Find and copy lines holding "Денисович".
### DATA LISTING ###
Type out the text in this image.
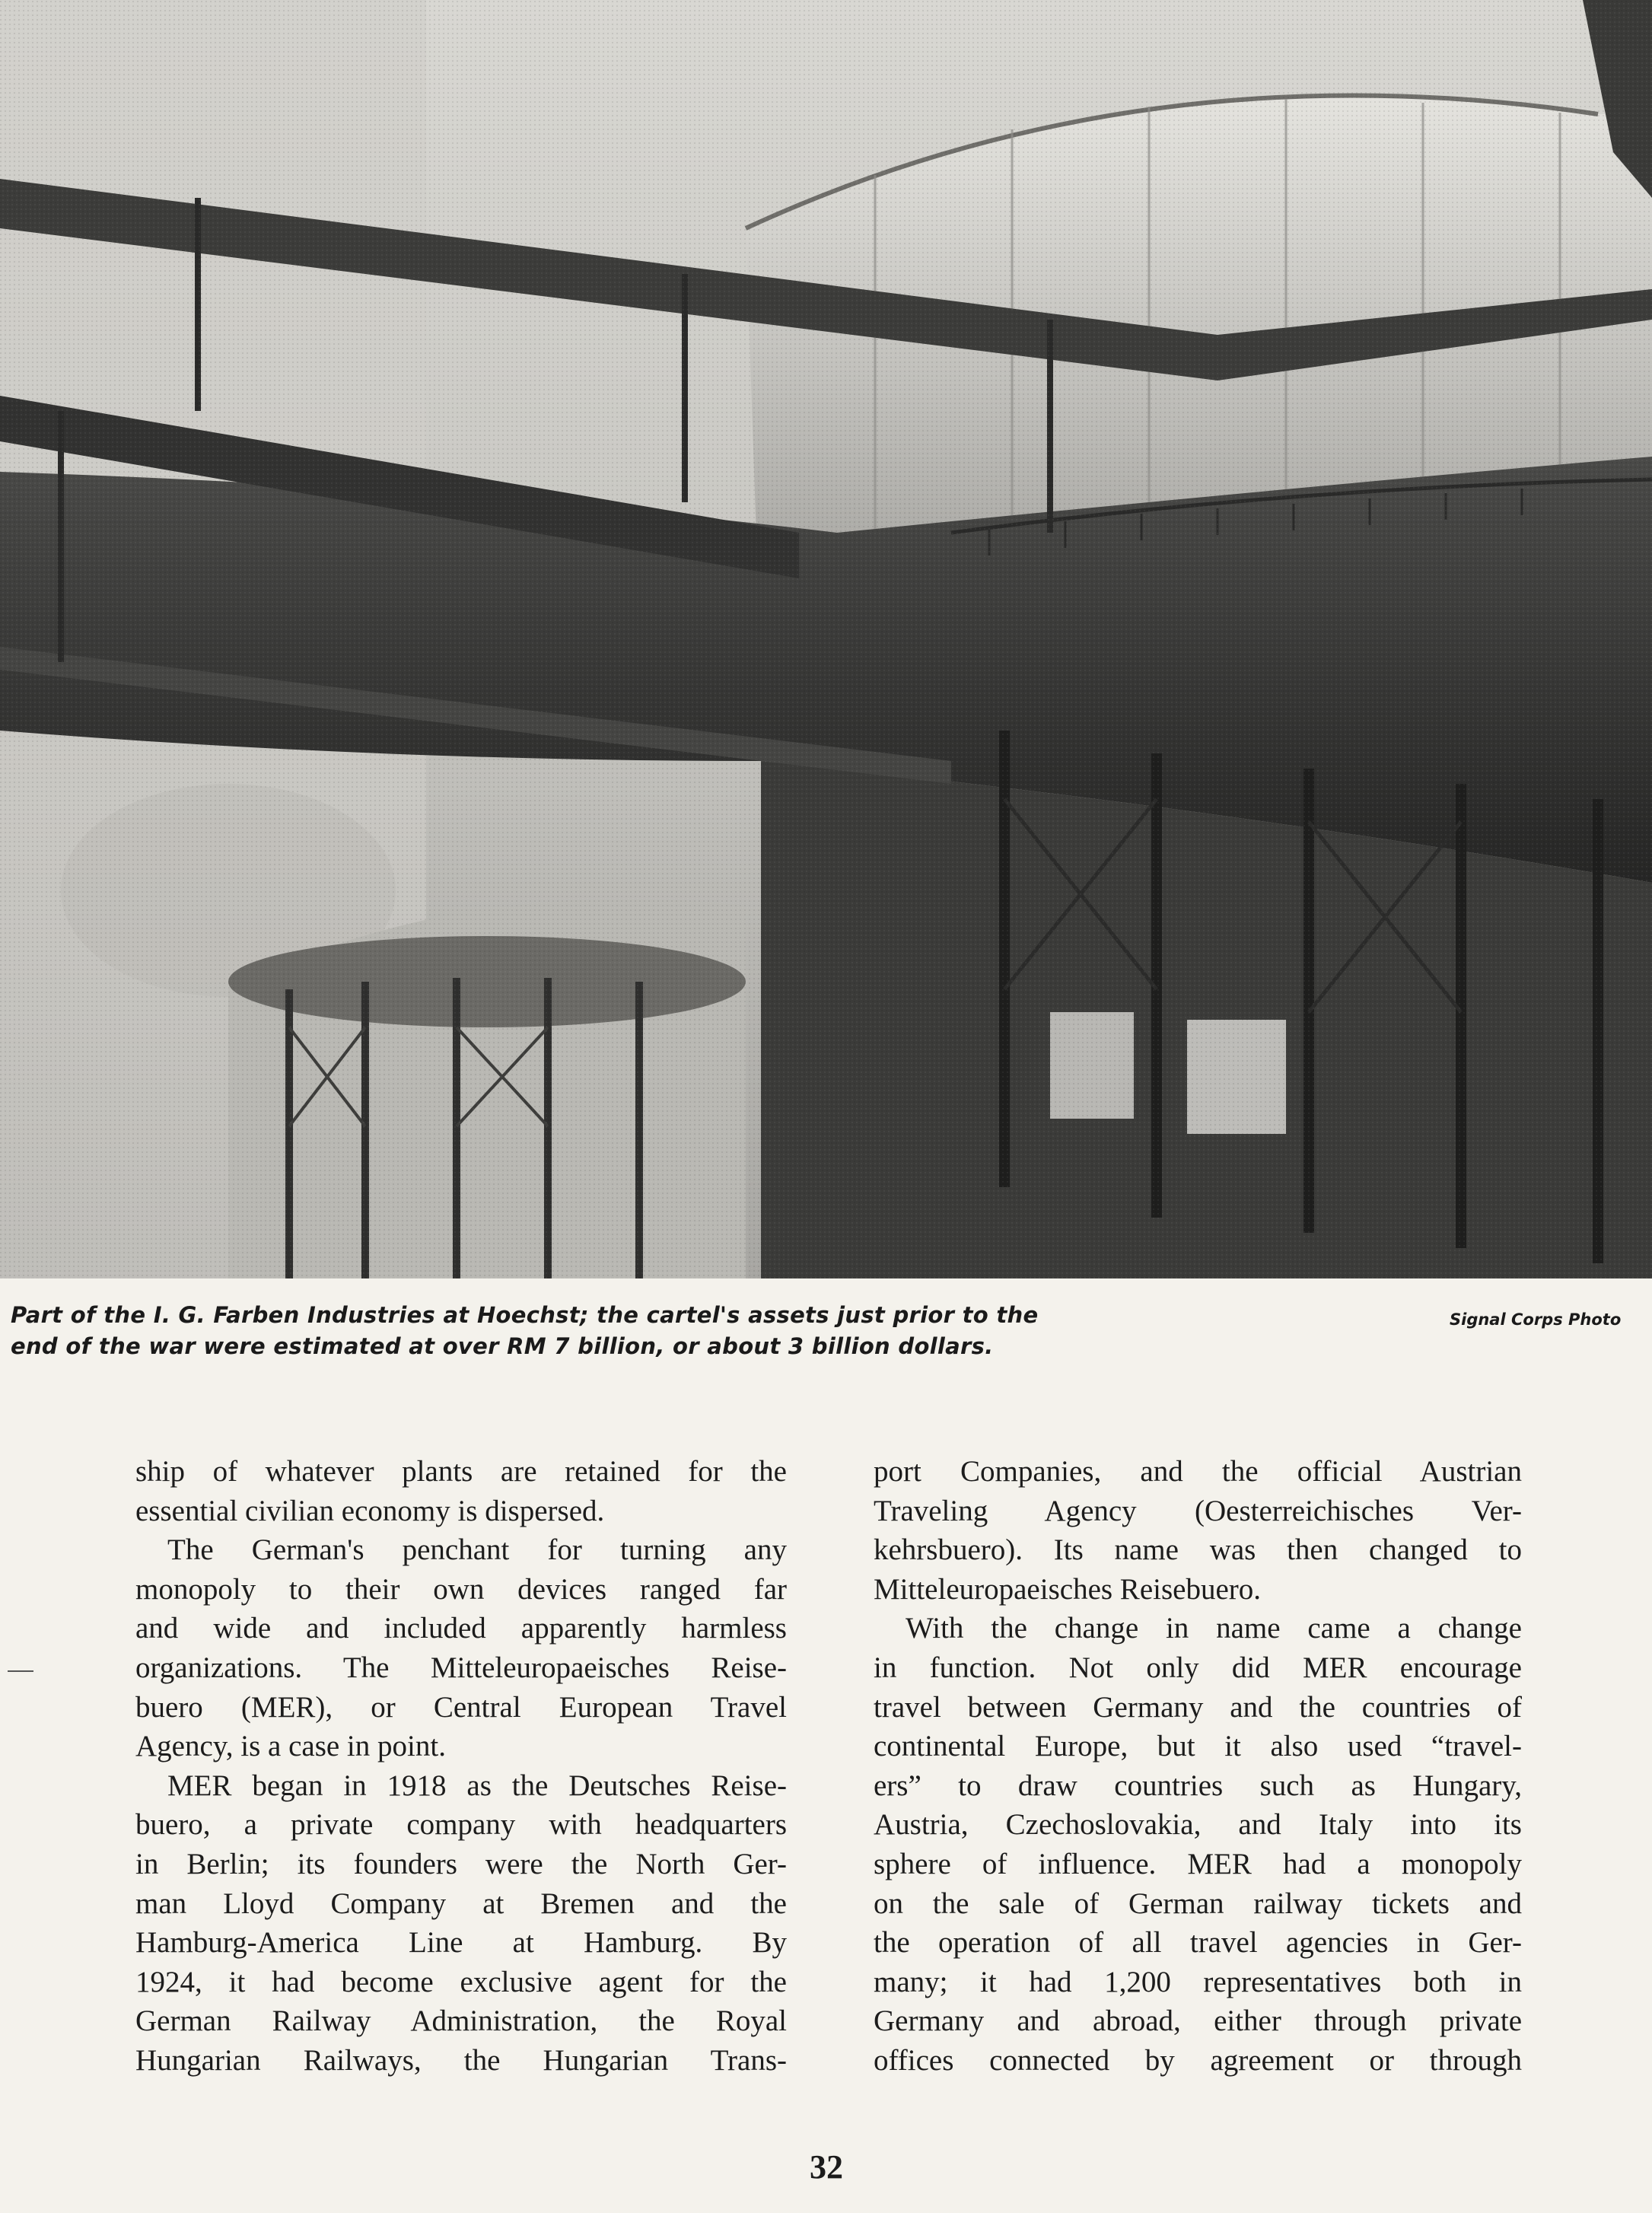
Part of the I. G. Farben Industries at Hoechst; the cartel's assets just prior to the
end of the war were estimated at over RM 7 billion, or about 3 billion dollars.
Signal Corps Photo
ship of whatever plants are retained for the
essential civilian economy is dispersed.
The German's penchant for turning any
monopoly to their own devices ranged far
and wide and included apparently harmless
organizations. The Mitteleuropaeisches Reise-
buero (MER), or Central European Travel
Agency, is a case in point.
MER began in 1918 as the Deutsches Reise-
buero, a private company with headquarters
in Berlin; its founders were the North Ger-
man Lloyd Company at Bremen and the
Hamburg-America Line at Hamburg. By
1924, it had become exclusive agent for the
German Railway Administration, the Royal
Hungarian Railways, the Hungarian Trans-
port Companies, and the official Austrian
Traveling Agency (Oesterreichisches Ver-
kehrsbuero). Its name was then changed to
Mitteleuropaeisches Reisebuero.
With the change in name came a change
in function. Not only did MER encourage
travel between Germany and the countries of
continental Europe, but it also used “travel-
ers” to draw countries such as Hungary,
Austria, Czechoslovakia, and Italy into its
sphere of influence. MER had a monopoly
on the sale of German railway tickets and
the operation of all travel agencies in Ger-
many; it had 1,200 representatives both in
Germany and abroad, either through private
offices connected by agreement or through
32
###
### DATA LISTING ###
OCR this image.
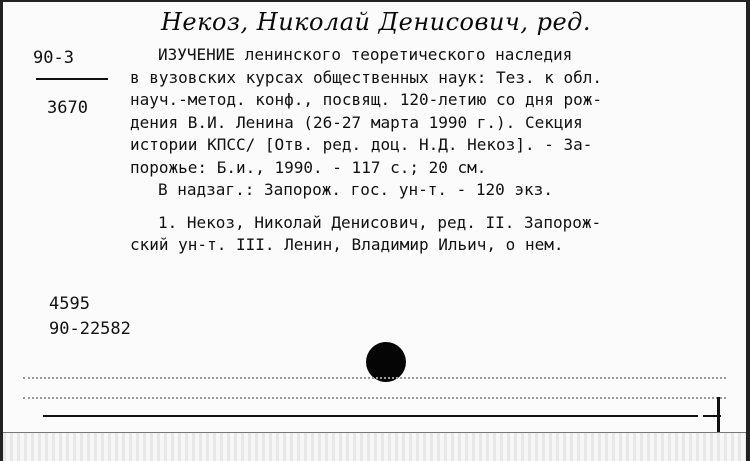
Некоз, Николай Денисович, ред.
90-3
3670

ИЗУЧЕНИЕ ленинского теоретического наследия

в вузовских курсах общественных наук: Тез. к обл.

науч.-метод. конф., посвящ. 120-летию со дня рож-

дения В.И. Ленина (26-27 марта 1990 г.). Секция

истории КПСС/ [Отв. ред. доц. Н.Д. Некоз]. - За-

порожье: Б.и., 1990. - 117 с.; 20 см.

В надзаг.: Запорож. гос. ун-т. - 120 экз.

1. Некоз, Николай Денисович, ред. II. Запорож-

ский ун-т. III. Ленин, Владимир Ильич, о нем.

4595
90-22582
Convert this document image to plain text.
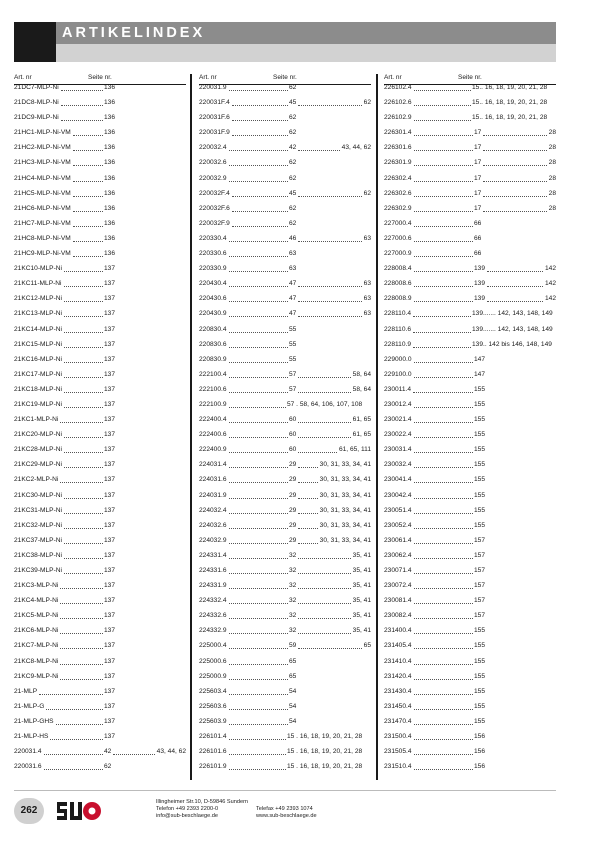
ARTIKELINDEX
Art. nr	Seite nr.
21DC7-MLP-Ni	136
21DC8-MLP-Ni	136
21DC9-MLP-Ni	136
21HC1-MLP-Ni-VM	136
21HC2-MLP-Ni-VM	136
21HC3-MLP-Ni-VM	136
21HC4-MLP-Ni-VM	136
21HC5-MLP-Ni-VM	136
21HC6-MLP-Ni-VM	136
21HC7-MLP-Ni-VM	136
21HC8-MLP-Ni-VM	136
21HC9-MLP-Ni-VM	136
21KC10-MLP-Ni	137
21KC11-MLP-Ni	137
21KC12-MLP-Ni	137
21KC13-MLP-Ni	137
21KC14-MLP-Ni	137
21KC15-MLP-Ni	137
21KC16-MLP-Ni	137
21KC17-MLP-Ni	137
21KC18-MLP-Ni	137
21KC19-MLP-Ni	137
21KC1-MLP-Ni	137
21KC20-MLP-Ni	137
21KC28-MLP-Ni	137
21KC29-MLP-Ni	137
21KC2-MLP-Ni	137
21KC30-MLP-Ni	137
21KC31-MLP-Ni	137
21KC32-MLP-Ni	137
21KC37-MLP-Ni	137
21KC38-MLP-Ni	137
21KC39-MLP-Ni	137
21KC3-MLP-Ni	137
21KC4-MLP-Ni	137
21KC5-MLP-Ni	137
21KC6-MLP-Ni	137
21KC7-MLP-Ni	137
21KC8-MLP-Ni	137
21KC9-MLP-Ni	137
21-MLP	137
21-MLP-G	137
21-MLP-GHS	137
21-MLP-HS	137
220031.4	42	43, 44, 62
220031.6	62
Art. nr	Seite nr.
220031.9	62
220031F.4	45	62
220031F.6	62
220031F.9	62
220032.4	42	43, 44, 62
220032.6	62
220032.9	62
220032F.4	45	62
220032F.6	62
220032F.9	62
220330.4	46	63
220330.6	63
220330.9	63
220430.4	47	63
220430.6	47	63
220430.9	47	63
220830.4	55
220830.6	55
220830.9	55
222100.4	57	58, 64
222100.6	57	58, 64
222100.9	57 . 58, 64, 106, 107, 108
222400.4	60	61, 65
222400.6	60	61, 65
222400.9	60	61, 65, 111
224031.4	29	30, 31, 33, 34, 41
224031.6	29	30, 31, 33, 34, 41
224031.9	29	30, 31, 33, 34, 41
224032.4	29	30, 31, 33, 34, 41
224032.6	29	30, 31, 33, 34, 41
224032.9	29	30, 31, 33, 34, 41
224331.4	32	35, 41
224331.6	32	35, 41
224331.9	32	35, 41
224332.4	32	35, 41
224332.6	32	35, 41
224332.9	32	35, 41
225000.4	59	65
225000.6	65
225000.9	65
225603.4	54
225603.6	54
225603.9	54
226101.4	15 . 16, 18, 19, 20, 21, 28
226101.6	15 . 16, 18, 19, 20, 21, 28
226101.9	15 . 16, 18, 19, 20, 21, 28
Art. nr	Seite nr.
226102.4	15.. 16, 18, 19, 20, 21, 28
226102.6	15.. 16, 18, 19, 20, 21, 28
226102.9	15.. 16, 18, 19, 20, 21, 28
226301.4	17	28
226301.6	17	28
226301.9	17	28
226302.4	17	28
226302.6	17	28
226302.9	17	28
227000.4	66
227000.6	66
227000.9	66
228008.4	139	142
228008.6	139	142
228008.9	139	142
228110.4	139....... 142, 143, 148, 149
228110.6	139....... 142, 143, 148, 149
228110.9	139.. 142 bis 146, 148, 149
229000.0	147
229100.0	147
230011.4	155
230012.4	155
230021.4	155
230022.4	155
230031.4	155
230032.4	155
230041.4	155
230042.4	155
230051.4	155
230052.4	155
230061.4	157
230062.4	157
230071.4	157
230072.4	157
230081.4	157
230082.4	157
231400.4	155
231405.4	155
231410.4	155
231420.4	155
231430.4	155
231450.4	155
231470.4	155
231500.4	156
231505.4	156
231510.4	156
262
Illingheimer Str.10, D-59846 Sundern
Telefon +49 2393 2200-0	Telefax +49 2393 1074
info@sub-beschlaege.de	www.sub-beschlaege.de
###
◆ TASK RESPONSE:
Некоз, Николай Денисович, ред.
1. Некоз, Николай Денисович, ред. II. Запорож-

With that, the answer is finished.